- [Problem description] Transcribe the material exactly. Images do not belong in the copy.

- [Data to use]
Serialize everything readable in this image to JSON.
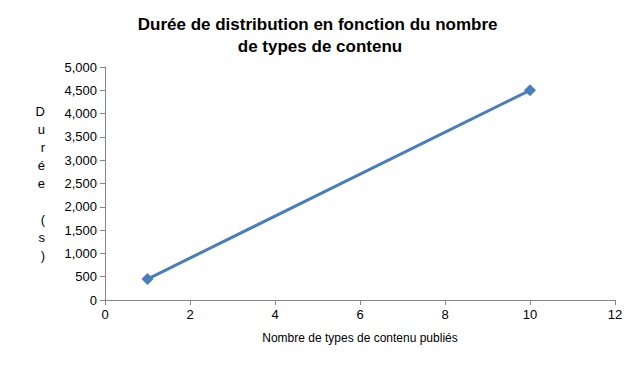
{
  "chart_data": {
    "type": "line",
    "title": "Durée de distribution en fonction du nombre de types de contenu",
    "x_label": "Nombre de types de contenu publiés",
    "y_label": "Durée (s)",
    "x": [
      1,
      10
    ],
    "values": [
      450,
      4500
    ],
    "color": "#4a7ebb",
    "marker": "diamond",
    "xlim": [
      0,
      12
    ],
    "xticks": [
      0,
      2,
      4,
      6,
      8,
      10,
      12
    ],
    "ylim": [
      0,
      5000
    ],
    "yticks": [
      0,
      500,
      1000,
      1500,
      2000,
      2500,
      3000,
      3500,
      4000,
      4500,
      5000
    ],
    "grid": false
  }
}
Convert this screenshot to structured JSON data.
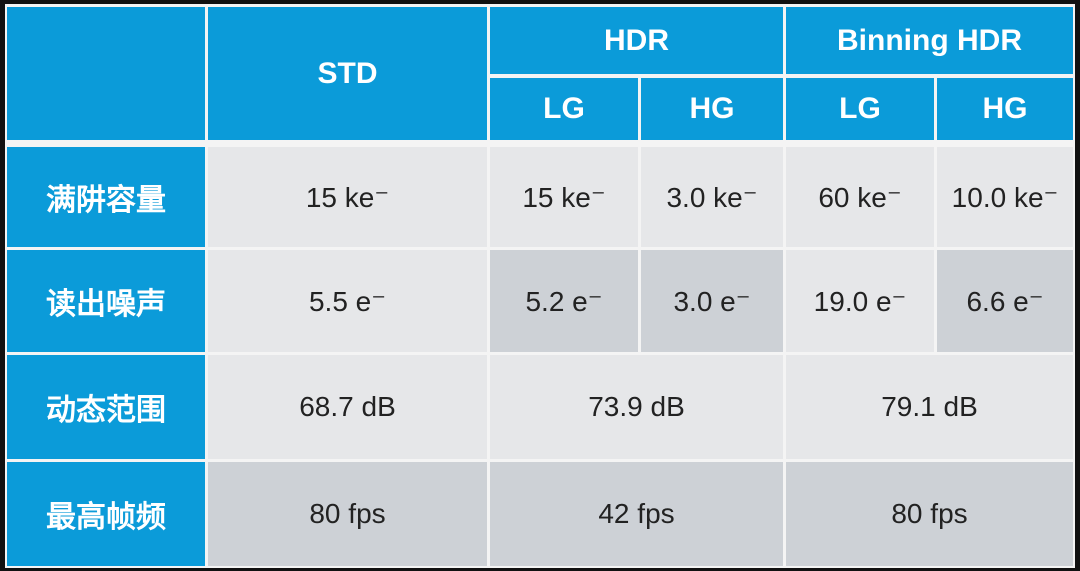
{
  "table": {
    "header": {
      "row1": [
        "STD",
        "HDR",
        "Binning HDR"
      ],
      "row2": [
        "LG",
        "HG",
        "LG",
        "HG"
      ]
    },
    "rows": [
      {
        "label": "满阱容量",
        "cells": [
          "15 ke⁻",
          "15 ke⁻",
          "3.0 ke⁻",
          "60 ke⁻",
          "10.0 ke⁻"
        ]
      },
      {
        "label": "读出噪声",
        "cells": [
          "5.5 e⁻",
          "5.2 e⁻",
          "3.0 e⁻",
          "19.0 e⁻",
          "6.6 e⁻"
        ]
      },
      {
        "label": "动态范围",
        "cells": [
          "68.7 dB",
          "73.9 dB",
          "79.1 dB"
        ]
      },
      {
        "label": "最高帧频",
        "cells": [
          "80 fps",
          "42 fps",
          "80 fps"
        ]
      }
    ]
  }
}
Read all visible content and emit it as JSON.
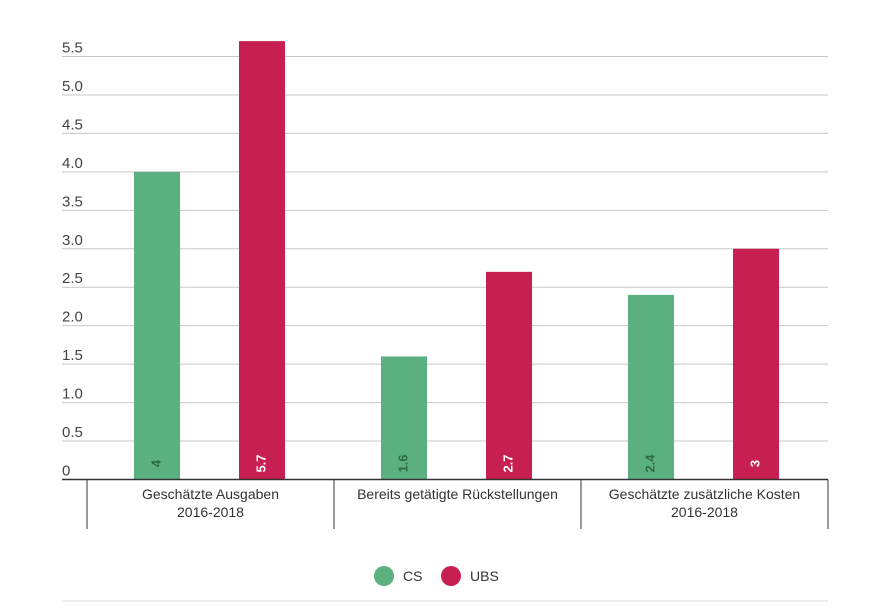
{
  "chart_data": {
    "type": "bar",
    "categories": [
      [
        "Geschätzte Ausgaben",
        "2016-2018"
      ],
      [
        "Bereits getätigte Rückstellungen"
      ],
      [
        "Geschätzte zusätzliche Kosten",
        "2016-2018"
      ]
    ],
    "series": [
      {
        "name": "CS",
        "color": "#5ab07e",
        "values": [
          4,
          1.6,
          2.4
        ],
        "labels": [
          "4",
          "1.6",
          "2.4"
        ],
        "label_color": "#2e6b47"
      },
      {
        "name": "UBS",
        "color": "#c81f52",
        "values": [
          5.7,
          2.7,
          3
        ],
        "labels": [
          "5.7",
          "2.7",
          "3"
        ],
        "label_color": "#ffffff"
      }
    ],
    "yticks": [
      "0",
      "0.5",
      "1.0",
      "1.5",
      "2.0",
      "2.5",
      "3.0",
      "3.5",
      "4.0",
      "4.5",
      "5.0",
      "5.5"
    ],
    "ylim": [
      0,
      5.5
    ],
    "grid": true,
    "legend_position": "bottom-center",
    "title": "",
    "xlabel": "",
    "ylabel": ""
  }
}
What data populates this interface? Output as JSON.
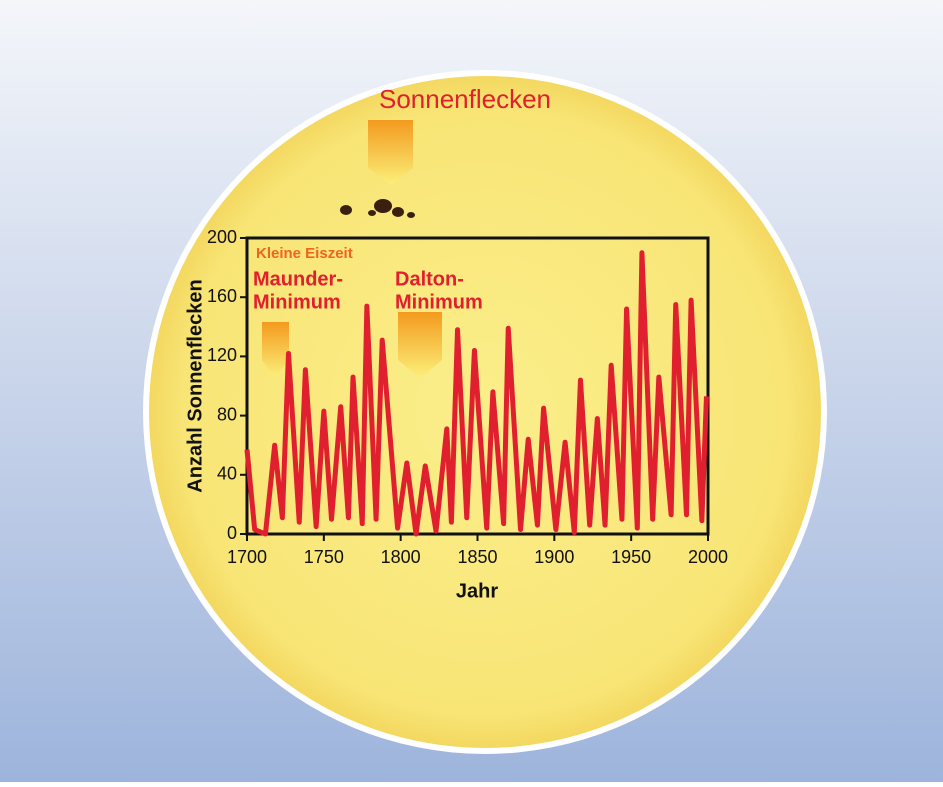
{
  "chart_data": {
    "type": "line",
    "annotations": [
      "Sonnenflecken",
      "Kleine Eiszeit",
      "Maunder-",
      "Minimum",
      "Dalton-",
      "Minimum"
    ],
    "xlabel": "Jahr",
    "ylabel": "Anzahl Sonnenflecken",
    "x": [
      1700,
      1705,
      1712,
      1718,
      1723,
      1727,
      1734,
      1738,
      1745,
      1750,
      1755,
      1761,
      1766,
      1769,
      1775,
      1778,
      1784,
      1788,
      1798,
      1804,
      1810,
      1816,
      1823,
      1830,
      1833,
      1837,
      1843,
      1848,
      1856,
      1860,
      1867,
      1870,
      1878,
      1883,
      1889,
      1893,
      1901,
      1907,
      1913,
      1917,
      1923,
      1928,
      1933,
      1937,
      1944,
      1947,
      1954,
      1957,
      1964,
      1968,
      1976,
      1979,
      1986,
      1989,
      1996,
      1999
    ],
    "values": [
      57,
      3,
      0,
      60,
      11,
      122,
      8,
      111,
      5,
      83,
      10,
      86,
      11,
      106,
      7,
      154,
      10,
      131,
      4,
      48,
      0,
      46,
      2,
      71,
      8,
      138,
      11,
      124,
      4,
      96,
      7,
      139,
      3,
      64,
      6,
      85,
      3,
      62,
      1,
      104,
      6,
      78,
      6,
      114,
      10,
      152,
      4,
      190,
      10,
      106,
      13,
      155,
      13,
      158,
      9,
      93
    ],
    "color": "#e0202e",
    "xlim": [
      1700,
      2000
    ],
    "xticks": [
      1700,
      1750,
      1800,
      1850,
      1900,
      1950,
      2000
    ],
    "ylim": [
      0,
      200
    ],
    "yticks": [
      0,
      40,
      80,
      120,
      160,
      200
    ]
  }
}
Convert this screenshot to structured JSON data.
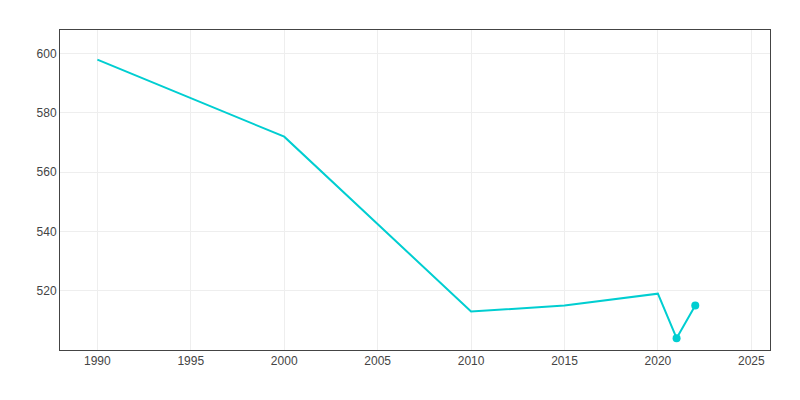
{
  "chart_data": {
    "type": "line",
    "x": [
      1990,
      2000,
      2010,
      2015,
      2020,
      2021,
      2022
    ],
    "series": [
      {
        "values": [
          598,
          572,
          513,
          515,
          519,
          504,
          515
        ],
        "color": "#00CED1",
        "line_style": "solid",
        "marker": "none"
      },
      {
        "values": [
          null,
          null,
          null,
          null,
          null,
          504,
          515
        ],
        "color": "#00CED1",
        "line_style": "none",
        "marker": "circle"
      }
    ],
    "xlim": [
      1988,
      2026
    ],
    "xticks": [
      1990,
      1995,
      2000,
      2005,
      2010,
      2015,
      2020,
      2025
    ],
    "ylim": [
      500,
      608
    ],
    "yticks": [
      520,
      540,
      560,
      580,
      600
    ],
    "grid": true
  }
}
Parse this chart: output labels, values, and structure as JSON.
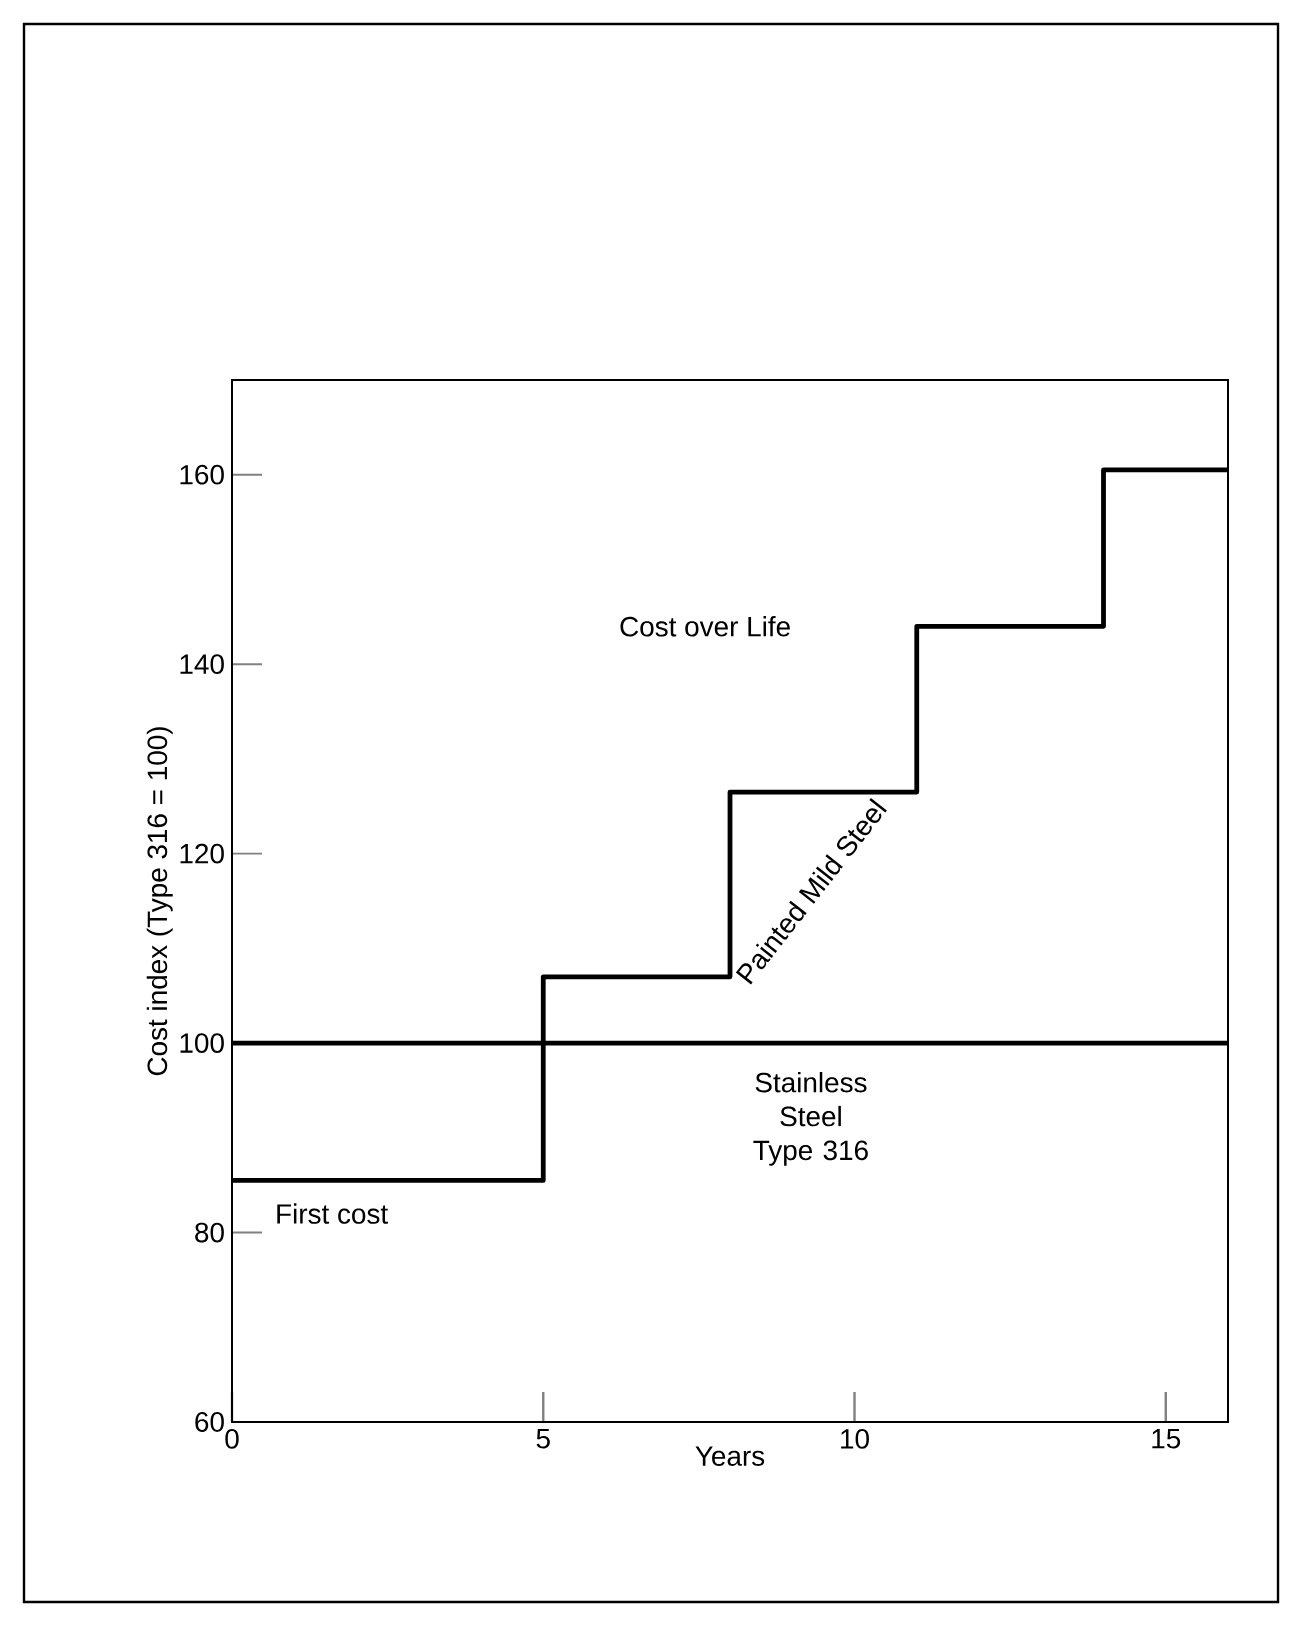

- [Written solution]
Serialize everything readable in this image to JSON.
{
  "chart_data": {
    "type": "line",
    "title": "Durée de distribution en fonction du nombre de types de contenu",
    "x_label": "Nombre de types de contenu publiés",
    "y_label": "Durée (s)",
    "x": [
      1,
      10
    ],
    "values": [
      450,
      4500
    ],
    "color": "#4a7ebb",
    "marker": "diamond",
    "xlim": [
      0,
      12
    ],
    "xticks": [
      0,
      2,
      4,
      6,
      8,
      10,
      12
    ],
    "ylim": [
      0,
      5000
    ],
    "yticks": [
      0,
      500,
      1000,
      1500,
      2000,
      2500,
      3000,
      3500,
      4000,
      4500,
      5000
    ],
    "grid": false
  }
}
Convert this screenshot to structured JSON data.
{
  "table": {
    "header": {
      "row1": [
        "STD",
        "HDR",
        "Binning HDR"
      ],
      "row2": [
        "LG",
        "HG",
        "LG",
        "HG"
      ]
    },
    "rows": [
      {
        "label": "满阱容量",
        "cells": [
          "15 ke⁻",
          "15 ke⁻",
          "3.0 ke⁻",
          "60 ke⁻",
          "10.0 ke⁻"
        ]
      },
      {
        "label": "读出噪声",
        "cells": [
          "5.5 e⁻",
          "5.2 e⁻",
          "3.0 e⁻",
          "19.0 e⁻",
          "6.6 e⁻"
        ]
      },
      {
        "label": "动态范围",
        "cells": [
          "68.7 dB",
          "73.9 dB",
          "79.1 dB"
        ]
      },
      {
        "label": "最高帧频",
        "cells": [
          "80 fps",
          "42 fps",
          "80 fps"
        ]
      }
    ]
  }
}
Read all visible content and emit it as JSON.
{
  "chart_data": {
    "type": "bar",
    "categories": [
      [
        "Geschätzte Ausgaben",
        "2016-2018"
      ],
      [
        "Bereits getätigte Rückstellungen"
      ],
      [
        "Geschätzte zusätzliche Kosten",
        "2016-2018"
      ]
    ],
    "series": [
      {
        "name": "CS",
        "color": "#5ab07e",
        "values": [
          4,
          1.6,
          2.4
        ],
        "labels": [
          "4",
          "1.6",
          "2.4"
        ],
        "label_color": "#2e6b47"
      },
      {
        "name": "UBS",
        "color": "#c81f52",
        "values": [
          5.7,
          2.7,
          3
        ],
        "labels": [
          "5.7",
          "2.7",
          "3"
        ],
        "label_color": "#ffffff"
      }
    ],
    "yticks": [
      "0",
      "0.5",
      "1.0",
      "1.5",
      "2.0",
      "2.5",
      "3.0",
      "3.5",
      "4.0",
      "4.5",
      "5.0",
      "5.5"
    ],
    "ylim": [
      0,
      5.5
    ],
    "grid": true,
    "legend_position": "bottom-center",
    "title": "",
    "xlabel": "",
    "ylabel": ""
  }
}
What data populates this interface? Output as JSON.
{
  "chart_data": {
    "type": "line",
    "annotations": [
      "Sonnenflecken",
      "Kleine Eiszeit",
      "Maunder-",
      "Minimum",
      "Dalton-",
      "Minimum"
    ],
    "xlabel": "Jahr",
    "ylabel": "Anzahl Sonnenflecken",
    "x": [
      1700,
      1705,
      1712,
      1718,
      1723,
      1727,
      1734,
      1738,
      1745,
      1750,
      1755,
      1761,
      1766,
      1769,
      1775,
      1778,
      1784,
      1788,
      1798,
      1804,
      1810,
      1816,
      1823,
      1830,
      1833,
      1837,
      1843,
      1848,
      1856,
      1860,
      1867,
      1870,
      1878,
      1883,
      1889,
      1893,
      1901,
      1907,
      1913,
      1917,
      1923,
      1928,
      1933,
      1937,
      1944,
      1947,
      1954,
      1957,
      1964,
      1968,
      1976,
      1979,
      1986,
      1989,
      1996,
      1999
    ],
    "values": [
      57,
      3,
      0,
      60,
      11,
      122,
      8,
      111,
      5,
      83,
      10,
      86,
      11,
      106,
      7,
      154,
      10,
      131,
      4,
      48,
      0,
      46,
      2,
      71,
      8,
      138,
      11,
      124,
      4,
      96,
      7,
      139,
      3,
      64,
      6,
      85,
      3,
      62,
      1,
      104,
      6,
      78,
      6,
      114,
      10,
      152,
      4,
      190,
      10,
      106,
      13,
      155,
      13,
      158,
      9,
      93
    ],
    "color": "#e0202e",
    "xlim": [
      1700,
      2000
    ],
    "xticks": [
      1700,
      1750,
      1800,
      1850,
      1900,
      1950,
      2000
    ],
    "ylim": [
      0,
      200
    ],
    "yticks": [
      0,
      40,
      80,
      120,
      160,
      200
    ]
  }
}
Convert this screenshot to structured JSON data.
{
  "chart_data": {
    "type": "line",
    "x": [
      1990,
      2000,
      2010,
      2015,
      2020,
      2021,
      2022
    ],
    "series": [
      {
        "values": [
          598,
          572,
          513,
          515,
          519,
          504,
          515
        ],
        "color": "#00CED1",
        "line_style": "solid",
        "marker": "none"
      },
      {
        "values": [
          null,
          null,
          null,
          null,
          null,
          504,
          515
        ],
        "color": "#00CED1",
        "line_style": "none",
        "marker": "circle"
      }
    ],
    "xlim": [
      1988,
      2026
    ],
    "xticks": [
      1990,
      1995,
      2000,
      2005,
      2010,
      2015,
      2020,
      2025
    ],
    "ylim": [
      500,
      608
    ],
    "yticks": [
      520,
      540,
      560,
      580,
      600
    ],
    "grid": true
  }
}
Parse this chart: output labels, values, and structure as JSON.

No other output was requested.